* [THE TASK]:
All of the entries need to be written out again, exactly as they are.

* [EXTRACTED RECORDS]:
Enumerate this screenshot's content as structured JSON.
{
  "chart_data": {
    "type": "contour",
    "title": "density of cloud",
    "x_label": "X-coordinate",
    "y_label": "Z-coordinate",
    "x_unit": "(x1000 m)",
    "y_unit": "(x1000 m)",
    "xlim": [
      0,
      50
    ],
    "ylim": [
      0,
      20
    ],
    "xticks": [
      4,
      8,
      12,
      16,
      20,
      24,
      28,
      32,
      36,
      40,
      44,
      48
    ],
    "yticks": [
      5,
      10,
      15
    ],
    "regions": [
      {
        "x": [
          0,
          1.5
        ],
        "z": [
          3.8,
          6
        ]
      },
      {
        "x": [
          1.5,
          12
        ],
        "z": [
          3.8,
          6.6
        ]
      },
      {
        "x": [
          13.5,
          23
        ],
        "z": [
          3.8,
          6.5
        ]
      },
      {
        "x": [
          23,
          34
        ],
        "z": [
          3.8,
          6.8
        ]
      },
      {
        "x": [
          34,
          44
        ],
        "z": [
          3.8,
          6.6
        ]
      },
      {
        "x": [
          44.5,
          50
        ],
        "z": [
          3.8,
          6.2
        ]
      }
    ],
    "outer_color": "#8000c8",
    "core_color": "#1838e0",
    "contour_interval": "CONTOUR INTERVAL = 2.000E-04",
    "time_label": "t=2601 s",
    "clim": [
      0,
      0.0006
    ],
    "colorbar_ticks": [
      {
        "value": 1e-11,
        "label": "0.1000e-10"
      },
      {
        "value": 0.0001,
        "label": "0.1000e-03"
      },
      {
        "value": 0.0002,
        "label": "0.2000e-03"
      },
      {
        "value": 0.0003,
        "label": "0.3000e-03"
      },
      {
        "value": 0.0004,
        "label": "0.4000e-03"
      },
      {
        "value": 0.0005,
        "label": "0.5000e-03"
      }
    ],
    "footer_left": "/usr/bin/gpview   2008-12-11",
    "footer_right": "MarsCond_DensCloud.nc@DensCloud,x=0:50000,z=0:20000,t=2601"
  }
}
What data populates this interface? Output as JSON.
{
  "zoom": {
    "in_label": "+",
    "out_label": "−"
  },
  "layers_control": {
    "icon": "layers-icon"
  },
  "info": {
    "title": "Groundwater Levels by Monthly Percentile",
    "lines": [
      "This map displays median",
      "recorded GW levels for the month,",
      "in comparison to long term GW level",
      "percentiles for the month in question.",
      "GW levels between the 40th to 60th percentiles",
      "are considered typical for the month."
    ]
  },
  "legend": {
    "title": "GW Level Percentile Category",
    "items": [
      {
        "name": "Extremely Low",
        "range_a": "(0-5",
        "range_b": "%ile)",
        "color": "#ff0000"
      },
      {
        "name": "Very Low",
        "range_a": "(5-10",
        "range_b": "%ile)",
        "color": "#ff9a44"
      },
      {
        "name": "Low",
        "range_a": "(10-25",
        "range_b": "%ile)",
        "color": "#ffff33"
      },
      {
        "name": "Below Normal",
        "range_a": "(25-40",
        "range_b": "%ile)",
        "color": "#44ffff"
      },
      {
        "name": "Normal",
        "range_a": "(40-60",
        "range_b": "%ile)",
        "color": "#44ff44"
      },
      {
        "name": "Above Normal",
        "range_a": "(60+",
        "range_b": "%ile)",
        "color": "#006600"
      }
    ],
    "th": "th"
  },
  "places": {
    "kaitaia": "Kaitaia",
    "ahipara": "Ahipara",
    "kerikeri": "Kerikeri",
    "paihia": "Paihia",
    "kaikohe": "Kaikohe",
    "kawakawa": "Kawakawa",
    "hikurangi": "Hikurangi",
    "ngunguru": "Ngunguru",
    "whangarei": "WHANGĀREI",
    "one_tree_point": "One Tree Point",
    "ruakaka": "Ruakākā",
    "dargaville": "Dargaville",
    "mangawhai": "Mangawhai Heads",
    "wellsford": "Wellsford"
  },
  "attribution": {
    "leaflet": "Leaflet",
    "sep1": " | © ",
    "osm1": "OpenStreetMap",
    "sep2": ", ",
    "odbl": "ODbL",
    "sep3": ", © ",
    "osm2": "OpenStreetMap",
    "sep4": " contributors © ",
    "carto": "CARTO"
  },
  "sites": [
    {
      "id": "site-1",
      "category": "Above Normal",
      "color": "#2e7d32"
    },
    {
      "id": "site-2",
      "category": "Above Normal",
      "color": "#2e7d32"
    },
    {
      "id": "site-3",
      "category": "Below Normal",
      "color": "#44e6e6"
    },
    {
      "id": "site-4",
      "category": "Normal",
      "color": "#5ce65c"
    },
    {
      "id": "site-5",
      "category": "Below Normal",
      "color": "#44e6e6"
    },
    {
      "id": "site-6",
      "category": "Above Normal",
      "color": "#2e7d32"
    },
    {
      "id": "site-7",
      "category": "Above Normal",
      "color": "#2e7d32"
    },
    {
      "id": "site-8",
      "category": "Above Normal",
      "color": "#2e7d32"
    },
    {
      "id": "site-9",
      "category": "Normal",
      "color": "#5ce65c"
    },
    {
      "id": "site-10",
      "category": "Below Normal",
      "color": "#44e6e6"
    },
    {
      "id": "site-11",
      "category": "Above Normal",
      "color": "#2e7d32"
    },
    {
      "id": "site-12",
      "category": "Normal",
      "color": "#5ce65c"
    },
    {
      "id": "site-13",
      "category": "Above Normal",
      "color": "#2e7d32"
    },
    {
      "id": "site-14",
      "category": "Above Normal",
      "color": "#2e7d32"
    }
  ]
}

* [COMPLETED EXERCISE]:
Enumerate this screenshot's content as structured JSON.
{
  "chart_data": {
    "type": "contour",
    "title": "density of cloud",
    "x_label": "X-coordinate",
    "y_label": "Z-coordinate",
    "x_unit": "(x1000 m)",
    "y_unit": "(x1000 m)",
    "xlim": [
      0,
      50
    ],
    "ylim": [
      0,
      20
    ],
    "xticks": [
      4,
      8,
      12,
      16,
      20,
      24,
      28,
      32,
      36,
      40,
      44,
      48
    ],
    "yticks": [
      5,
      10,
      15
    ],
    "regions": [
      {
        "x": [
          0,
          1.5
        ],
        "z": [
          3.8,
          6
        ]
      },
      {
        "x": [
          1.5,
          12
        ],
        "z": [
          3.8,
          6.6
        ]
      },
      {
        "x": [
          13.5,
          23
        ],
        "z": [
          3.8,
          6.5
        ]
      },
      {
        "x": [
          23,
          34
        ],
        "z": [
          3.8,
          6.8
        ]
      },
      {
        "x": [
          34,
          44
        ],
        "z": [
          3.8,
          6.6
        ]
      },
      {
        "x": [
          44.5,
          50
        ],
        "z": [
          3.8,
          6.2
        ]
      }
    ],
    "outer_color": "#8000c8",
    "core_color": "#1838e0",
    "contour_interval": "CONTOUR INTERVAL = 2.000E-04",
    "time_label": "t=2601 s",
    "clim": [
      0,
      0.0006
    ],
    "colorbar_ticks": [
      {
        "value": 1e-11,
        "label": "0.1000e-10"
      },
      {
        "value": 0.0001,
        "label": "0.1000e-03"
      },
      {
        "value": 0.0002,
        "label": "0.2000e-03"
      },
      {
        "value": 0.0003,
        "label": "0.3000e-03"
      },
      {
        "value": 0.0004,
        "label": "0.4000e-03"
      },
      {
        "value": 0.0005,
        "label": "0.5000e-03"
      }
    ],
    "footer_left": "/usr/bin/gpview   2008-12-11",
    "footer_right": "MarsCond_DensCloud.nc@DensCloud,x=0:50000,z=0:20000,t=2601"
  }
}
What data populates this interface? Output as JSON.
{
  "zoom": {
    "in_label": "+",
    "out_label": "−"
  },
  "layers_control": {
    "icon": "layers-icon"
  },
  "info": {
    "title": "Groundwater Levels by Monthly Percentile",
    "lines": [
      "This map displays median",
      "recorded GW levels for the month,",
      "in comparison to long term GW level",
      "percentiles for the month in question.",
      "GW levels between the 40th to 60th percentiles",
      "are considered typical for the month."
    ]
  },
  "legend": {
    "title": "GW Level Percentile Category",
    "items": [
      {
        "name": "Extremely Low",
        "range_a": "(0-5",
        "range_b": "%ile)",
        "color": "#ff0000"
      },
      {
        "name": "Very Low",
        "range_a": "(5-10",
        "range_b": "%ile)",
        "color": "#ff9a44"
      },
      {
        "name": "Low",
        "range_a": "(10-25",
        "range_b": "%ile)",
        "color": "#ffff33"
      },
      {
        "name": "Below Normal",
        "range_a": "(25-40",
        "range_b": "%ile)",
        "color": "#44ffff"
      },
      {
        "name": "Normal",
        "range_a": "(40-60",
        "range_b": "%ile)",
        "color": "#44ff44"
      },
      {
        "name": "Above Normal",
        "range_a": "(60+",
        "range_b": "%ile)",
        "color": "#006600"
      }
    ],
    "th": "th"
  },
  "places": {
    "kaitaia": "Kaitaia",
    "ahipara": "Ahipara",
    "kerikeri": "Kerikeri",
    "paihia": "Paihia",
    "kaikohe": "Kaikohe",
    "kawakawa": "Kawakawa",
    "hikurangi": "Hikurangi",
    "ngunguru": "Ngunguru",
    "whangarei": "WHANGĀREI",
    "one_tree_point": "One Tree Point",
    "ruakaka": "Ruakākā",
    "dargaville": "Dargaville",
    "mangawhai": "Mangawhai Heads",
    "wellsford": "Wellsford"
  },
  "attribution": {
    "leaflet": "Leaflet",
    "sep1": " | © ",
    "osm1": "OpenStreetMap",
    "sep2": ", ",
    "odbl": "ODbL",
    "sep3": ", © ",
    "osm2": "OpenStreetMap",
    "sep4": " contributors © ",
    "carto": "CARTO"
  },
  "sites": [
    {
      "id": "site-1",
      "category": "Above Normal",
      "color": "#2e7d32"
    },
    {
      "id": "site-2",
      "category": "Above Normal",
      "color": "#2e7d32"
    },
    {
      "id": "site-3",
      "category": "Below Normal",
      "color": "#44e6e6"
    },
    {
      "id": "site-4",
      "category": "Normal",
      "color": "#5ce65c"
    },
    {
      "id": "site-5",
      "category": "Below Normal",
      "color": "#44e6e6"
    },
    {
      "id": "site-6",
      "category": "Above Normal",
      "color": "#2e7d32"
    },
    {
      "id": "site-7",
      "category": "Above Normal",
      "color": "#2e7d32"
    },
    {
      "id": "site-8",
      "category": "Above Normal",
      "color": "#2e7d32"
    },
    {
      "id": "site-9",
      "category": "Normal",
      "color": "#5ce65c"
    },
    {
      "id": "site-10",
      "category": "Below Normal",
      "color": "#44e6e6"
    },
    {
      "id": "site-11",
      "category": "Above Normal",
      "color": "#2e7d32"
    },
    {
      "id": "site-12",
      "category": "Normal",
      "color": "#5ce65c"
    },
    {
      "id": "site-13",
      "category": "Above Normal",
      "color": "#2e7d32"
    },
    {
      "id": "site-14",
      "category": "Above Normal",
      "color": "#2e7d32"
    }
  ]
}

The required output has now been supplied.